══ INPUT DATA
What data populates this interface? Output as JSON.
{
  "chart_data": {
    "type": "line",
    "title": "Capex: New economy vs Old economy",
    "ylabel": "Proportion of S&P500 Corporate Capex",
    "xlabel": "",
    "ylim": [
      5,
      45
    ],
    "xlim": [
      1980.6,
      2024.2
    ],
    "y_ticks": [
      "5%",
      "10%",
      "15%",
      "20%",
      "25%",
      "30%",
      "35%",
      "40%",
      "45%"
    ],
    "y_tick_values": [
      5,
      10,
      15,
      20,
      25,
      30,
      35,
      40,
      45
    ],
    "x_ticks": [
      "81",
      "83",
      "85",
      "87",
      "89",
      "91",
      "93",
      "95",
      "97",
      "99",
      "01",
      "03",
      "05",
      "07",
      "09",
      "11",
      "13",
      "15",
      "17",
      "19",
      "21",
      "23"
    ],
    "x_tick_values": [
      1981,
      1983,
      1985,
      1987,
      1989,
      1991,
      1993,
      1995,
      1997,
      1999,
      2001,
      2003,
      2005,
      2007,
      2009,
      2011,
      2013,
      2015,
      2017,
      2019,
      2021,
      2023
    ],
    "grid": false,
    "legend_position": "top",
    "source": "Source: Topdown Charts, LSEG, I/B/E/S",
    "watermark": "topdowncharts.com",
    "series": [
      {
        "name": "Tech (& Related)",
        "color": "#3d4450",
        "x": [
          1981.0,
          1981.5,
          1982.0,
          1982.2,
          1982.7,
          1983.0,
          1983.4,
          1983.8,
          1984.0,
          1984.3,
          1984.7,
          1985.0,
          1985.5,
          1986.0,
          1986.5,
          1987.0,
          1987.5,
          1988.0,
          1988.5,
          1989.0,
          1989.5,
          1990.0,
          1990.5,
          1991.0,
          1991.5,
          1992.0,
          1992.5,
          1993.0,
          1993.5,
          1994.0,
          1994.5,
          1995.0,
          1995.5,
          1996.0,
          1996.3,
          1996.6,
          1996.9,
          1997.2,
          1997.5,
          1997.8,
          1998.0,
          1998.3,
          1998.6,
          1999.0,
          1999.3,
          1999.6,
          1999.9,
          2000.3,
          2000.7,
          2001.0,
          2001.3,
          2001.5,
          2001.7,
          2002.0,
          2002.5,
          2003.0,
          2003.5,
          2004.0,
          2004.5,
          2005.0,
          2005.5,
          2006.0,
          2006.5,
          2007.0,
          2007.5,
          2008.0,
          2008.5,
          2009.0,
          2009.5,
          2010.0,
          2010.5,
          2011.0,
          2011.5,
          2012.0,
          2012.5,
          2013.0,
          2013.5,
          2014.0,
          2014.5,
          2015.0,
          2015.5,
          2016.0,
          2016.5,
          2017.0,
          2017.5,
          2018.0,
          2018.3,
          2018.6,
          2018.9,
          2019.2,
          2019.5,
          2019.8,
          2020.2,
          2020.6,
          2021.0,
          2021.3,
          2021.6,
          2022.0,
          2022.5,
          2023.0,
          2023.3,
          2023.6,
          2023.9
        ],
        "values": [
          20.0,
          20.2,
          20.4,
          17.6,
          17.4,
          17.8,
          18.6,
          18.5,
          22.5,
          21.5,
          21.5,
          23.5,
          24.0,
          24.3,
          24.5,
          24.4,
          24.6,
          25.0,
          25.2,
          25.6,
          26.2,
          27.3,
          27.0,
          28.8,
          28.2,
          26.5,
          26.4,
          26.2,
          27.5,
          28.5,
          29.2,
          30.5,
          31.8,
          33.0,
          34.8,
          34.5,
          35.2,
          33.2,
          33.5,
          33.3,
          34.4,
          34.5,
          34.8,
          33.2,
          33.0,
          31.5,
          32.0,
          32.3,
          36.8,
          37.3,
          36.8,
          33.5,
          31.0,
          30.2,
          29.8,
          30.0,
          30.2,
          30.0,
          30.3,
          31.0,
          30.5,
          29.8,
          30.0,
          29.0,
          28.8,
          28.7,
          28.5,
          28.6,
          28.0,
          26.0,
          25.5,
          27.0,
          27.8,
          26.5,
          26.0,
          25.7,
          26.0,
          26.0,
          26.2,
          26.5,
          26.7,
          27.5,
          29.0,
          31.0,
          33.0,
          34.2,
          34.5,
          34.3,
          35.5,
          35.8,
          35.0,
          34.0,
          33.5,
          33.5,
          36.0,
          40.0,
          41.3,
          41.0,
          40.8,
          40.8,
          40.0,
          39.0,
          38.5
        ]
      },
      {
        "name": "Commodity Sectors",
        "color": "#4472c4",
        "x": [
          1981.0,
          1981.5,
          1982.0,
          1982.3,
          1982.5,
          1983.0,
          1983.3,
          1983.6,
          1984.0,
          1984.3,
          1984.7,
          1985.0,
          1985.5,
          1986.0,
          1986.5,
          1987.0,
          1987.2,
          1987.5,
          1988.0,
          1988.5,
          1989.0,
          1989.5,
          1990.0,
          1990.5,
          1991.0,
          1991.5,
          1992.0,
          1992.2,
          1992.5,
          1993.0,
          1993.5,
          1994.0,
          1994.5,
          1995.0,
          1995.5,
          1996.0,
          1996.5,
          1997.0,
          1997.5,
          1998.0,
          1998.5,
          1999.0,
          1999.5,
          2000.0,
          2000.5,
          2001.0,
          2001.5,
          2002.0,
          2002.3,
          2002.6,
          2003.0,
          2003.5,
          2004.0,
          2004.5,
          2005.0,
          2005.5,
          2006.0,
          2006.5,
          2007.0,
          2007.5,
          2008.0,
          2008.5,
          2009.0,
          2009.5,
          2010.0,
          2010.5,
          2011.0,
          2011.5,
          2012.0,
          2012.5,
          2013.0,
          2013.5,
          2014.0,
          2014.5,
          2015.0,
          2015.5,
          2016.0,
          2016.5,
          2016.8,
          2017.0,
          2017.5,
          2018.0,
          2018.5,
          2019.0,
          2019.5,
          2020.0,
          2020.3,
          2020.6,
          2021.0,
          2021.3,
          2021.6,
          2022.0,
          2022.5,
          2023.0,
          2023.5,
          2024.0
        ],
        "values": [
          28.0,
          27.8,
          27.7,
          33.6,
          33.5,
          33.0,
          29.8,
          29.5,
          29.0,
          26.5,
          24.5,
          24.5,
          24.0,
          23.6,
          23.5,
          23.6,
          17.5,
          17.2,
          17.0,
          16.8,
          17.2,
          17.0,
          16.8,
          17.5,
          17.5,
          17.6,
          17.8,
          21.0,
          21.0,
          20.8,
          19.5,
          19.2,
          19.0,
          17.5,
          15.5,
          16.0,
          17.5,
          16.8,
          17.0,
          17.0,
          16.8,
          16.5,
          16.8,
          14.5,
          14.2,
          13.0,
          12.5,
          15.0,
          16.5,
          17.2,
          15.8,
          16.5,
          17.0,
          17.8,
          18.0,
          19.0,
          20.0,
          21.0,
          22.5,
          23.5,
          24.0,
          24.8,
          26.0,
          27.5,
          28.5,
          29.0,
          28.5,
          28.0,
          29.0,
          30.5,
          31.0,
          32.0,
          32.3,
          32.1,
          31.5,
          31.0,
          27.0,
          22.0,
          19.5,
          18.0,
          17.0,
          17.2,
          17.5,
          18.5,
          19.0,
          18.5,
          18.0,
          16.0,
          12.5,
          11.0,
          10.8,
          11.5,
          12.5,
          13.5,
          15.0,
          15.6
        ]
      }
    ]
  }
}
════
Transcribe all the entries, keeping each one exactly as it is.

What data populates this interface? Output as JSON.
{
  "chart_data": {
    "type": "line",
    "title": "Capex: New economy vs Old economy",
    "ylabel": "Proportion of S&P500 Corporate Capex",
    "xlabel": "",
    "ylim": [
      5,
      45
    ],
    "xlim": [
      1980.6,
      2024.2
    ],
    "y_ticks": [
      "5%",
      "10%",
      "15%",
      "20%",
      "25%",
      "30%",
      "35%",
      "40%",
      "45%"
    ],
    "y_tick_values": [
      5,
      10,
      15,
      20,
      25,
      30,
      35,
      40,
      45
    ],
    "x_ticks": [
      "81",
      "83",
      "85",
      "87",
      "89",
      "91",
      "93",
      "95",
      "97",
      "99",
      "01",
      "03",
      "05",
      "07",
      "09",
      "11",
      "13",
      "15",
      "17",
      "19",
      "21",
      "23"
    ],
    "x_tick_values": [
      1981,
      1983,
      1985,
      1987,
      1989,
      1991,
      1993,
      1995,
      1997,
      1999,
      2001,
      2003,
      2005,
      2007,
      2009,
      2011,
      2013,
      2015,
      2017,
      2019,
      2021,
      2023
    ],
    "grid": false,
    "legend_position": "top",
    "source": "Source: Topdown Charts, LSEG, I/B/E/S",
    "watermark": "topdowncharts.com",
    "series": [
      {
        "name": "Tech (& Related)",
        "color": "#3d4450",
        "x": [
          1981.0,
          1981.5,
          1982.0,
          1982.2,
          1982.7,
          1983.0,
          1983.4,
          1983.8,
          1984.0,
          1984.3,
          1984.7,
          1985.0,
          1985.5,
          1986.0,
          1986.5,
          1987.0,
          1987.5,
          1988.0,
          1988.5,
          1989.0,
          1989.5,
          1990.0,
          1990.5,
          1991.0,
          1991.5,
          1992.0,
          1992.5,
          1993.0,
          1993.5,
          1994.0,
          1994.5,
          1995.0,
          1995.5,
          1996.0,
          1996.3,
          1996.6,
          1996.9,
          1997.2,
          1997.5,
          1997.8,
          1998.0,
          1998.3,
          1998.6,
          1999.0,
          1999.3,
          1999.6,
          1999.9,
          2000.3,
          2000.7,
          2001.0,
          2001.3,
          2001.5,
          2001.7,
          2002.0,
          2002.5,
          2003.0,
          2003.5,
          2004.0,
          2004.5,
          2005.0,
          2005.5,
          2006.0,
          2006.5,
          2007.0,
          2007.5,
          2008.0,
          2008.5,
          2009.0,
          2009.5,
          2010.0,
          2010.5,
          2011.0,
          2011.5,
          2012.0,
          2012.5,
          2013.0,
          2013.5,
          2014.0,
          2014.5,
          2015.0,
          2015.5,
          2016.0,
          2016.5,
          2017.0,
          2017.5,
          2018.0,
          2018.3,
          2018.6,
          2018.9,
          2019.2,
          2019.5,
          2019.8,
          2020.2,
          2020.6,
          2021.0,
          2021.3,
          2021.6,
          2022.0,
          2022.5,
          2023.0,
          2023.3,
          2023.6,
          2023.9
        ],
        "values": [
          20.0,
          20.2,
          20.4,
          17.6,
          17.4,
          17.8,
          18.6,
          18.5,
          22.5,
          21.5,
          21.5,
          23.5,
          24.0,
          24.3,
          24.5,
          24.4,
          24.6,
          25.0,
          25.2,
          25.6,
          26.2,
          27.3,
          27.0,
          28.8,
          28.2,
          26.5,
          26.4,
          26.2,
          27.5,
          28.5,
          29.2,
          30.5,
          31.8,
          33.0,
          34.8,
          34.5,
          35.2,
          33.2,
          33.5,
          33.3,
          34.4,
          34.5,
          34.8,
          33.2,
          33.0,
          31.5,
          32.0,
          32.3,
          36.8,
          37.3,
          36.8,
          33.5,
          31.0,
          30.2,
          29.8,
          30.0,
          30.2,
          30.0,
          30.3,
          31.0,
          30.5,
          29.8,
          30.0,
          29.0,
          28.8,
          28.7,
          28.5,
          28.6,
          28.0,
          26.0,
          25.5,
          27.0,
          27.8,
          26.5,
          26.0,
          25.7,
          26.0,
          26.0,
          26.2,
          26.5,
          26.7,
          27.5,
          29.0,
          31.0,
          33.0,
          34.2,
          34.5,
          34.3,
          35.5,
          35.8,
          35.0,
          34.0,
          33.5,
          33.5,
          36.0,
          40.0,
          41.3,
          41.0,
          40.8,
          40.8,
          40.0,
          39.0,
          38.5
        ]
      },
      {
        "name": "Commodity Sectors",
        "color": "#4472c4",
        "x": [
          1981.0,
          1981.5,
          1982.0,
          1982.3,
          1982.5,
          1983.0,
          1983.3,
          1983.6,
          1984.0,
          1984.3,
          1984.7,
          1985.0,
          1985.5,
          1986.0,
          1986.5,
          1987.0,
          1987.2,
          1987.5,
          1988.0,
          1988.5,
          1989.0,
          1989.5,
          1990.0,
          1990.5,
          1991.0,
          1991.5,
          1992.0,
          1992.2,
          1992.5,
          1993.0,
          1993.5,
          1994.0,
          1994.5,
          1995.0,
          1995.5,
          1996.0,
          1996.5,
          1997.0,
          1997.5,
          1998.0,
          1998.5,
          1999.0,
          1999.5,
          2000.0,
          2000.5,
          2001.0,
          2001.5,
          2002.0,
          2002.3,
          2002.6,
          2003.0,
          2003.5,
          2004.0,
          2004.5,
          2005.0,
          2005.5,
          2006.0,
          2006.5,
          2007.0,
          2007.5,
          2008.0,
          2008.5,
          2009.0,
          2009.5,
          2010.0,
          2010.5,
          2011.0,
          2011.5,
          2012.0,
          2012.5,
          2013.0,
          2013.5,
          2014.0,
          2014.5,
          2015.0,
          2015.5,
          2016.0,
          2016.5,
          2016.8,
          2017.0,
          2017.5,
          2018.0,
          2018.5,
          2019.0,
          2019.5,
          2020.0,
          2020.3,
          2020.6,
          2021.0,
          2021.3,
          2021.6,
          2022.0,
          2022.5,
          2023.0,
          2023.5,
          2024.0
        ],
        "values": [
          28.0,
          27.8,
          27.7,
          33.6,
          33.5,
          33.0,
          29.8,
          29.5,
          29.0,
          26.5,
          24.5,
          24.5,
          24.0,
          23.6,
          23.5,
          23.6,
          17.5,
          17.2,
          17.0,
          16.8,
          17.2,
          17.0,
          16.8,
          17.5,
          17.5,
          17.6,
          17.8,
          21.0,
          21.0,
          20.8,
          19.5,
          19.2,
          19.0,
          17.5,
          15.5,
          16.0,
          17.5,
          16.8,
          17.0,
          17.0,
          16.8,
          16.5,
          16.8,
          14.5,
          14.2,
          13.0,
          12.5,
          15.0,
          16.5,
          17.2,
          15.8,
          16.5,
          17.0,
          17.8,
          18.0,
          19.0,
          20.0,
          21.0,
          22.5,
          23.5,
          24.0,
          24.8,
          26.0,
          27.5,
          28.5,
          29.0,
          28.5,
          28.0,
          29.0,
          30.5,
          31.0,
          32.0,
          32.3,
          32.1,
          31.5,
          31.0,
          27.0,
          22.0,
          19.5,
          18.0,
          17.0,
          17.2,
          17.5,
          18.5,
          19.0,
          18.5,
          18.0,
          16.0,
          12.5,
          11.0,
          10.8,
          11.5,
          12.5,
          13.5,
          15.0,
          15.6
        ]
      }
    ]
  }
}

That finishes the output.